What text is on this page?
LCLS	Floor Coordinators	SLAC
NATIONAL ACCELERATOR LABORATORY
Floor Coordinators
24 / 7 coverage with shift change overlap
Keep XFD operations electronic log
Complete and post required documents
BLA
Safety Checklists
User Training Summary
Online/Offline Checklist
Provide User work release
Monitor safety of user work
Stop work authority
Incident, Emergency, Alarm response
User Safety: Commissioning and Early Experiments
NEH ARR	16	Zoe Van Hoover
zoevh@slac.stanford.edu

_WHAT IS NEEDED:_
Word for word, write out the data.

_TASK OUTPUT:_
What text is on this page?
LCLS	Floor Coordinators	SLAC
NATIONAL ACCELERATOR LABORATORY
Floor Coordinators
24 / 7 coverage with shift change overlap
Keep XFD operations electronic log
Complete and post required documents
BLA
Safety Checklists
User Training Summary
Online/Offline Checklist
Provide User work release
Monitor safety of user work
Stop work authority
Incident, Emergency, Alarm response
User Safety: Commissioning and Early Experiments
NEH ARR	16	Zoe Van Hoover
zoevh@slac.stanford.edu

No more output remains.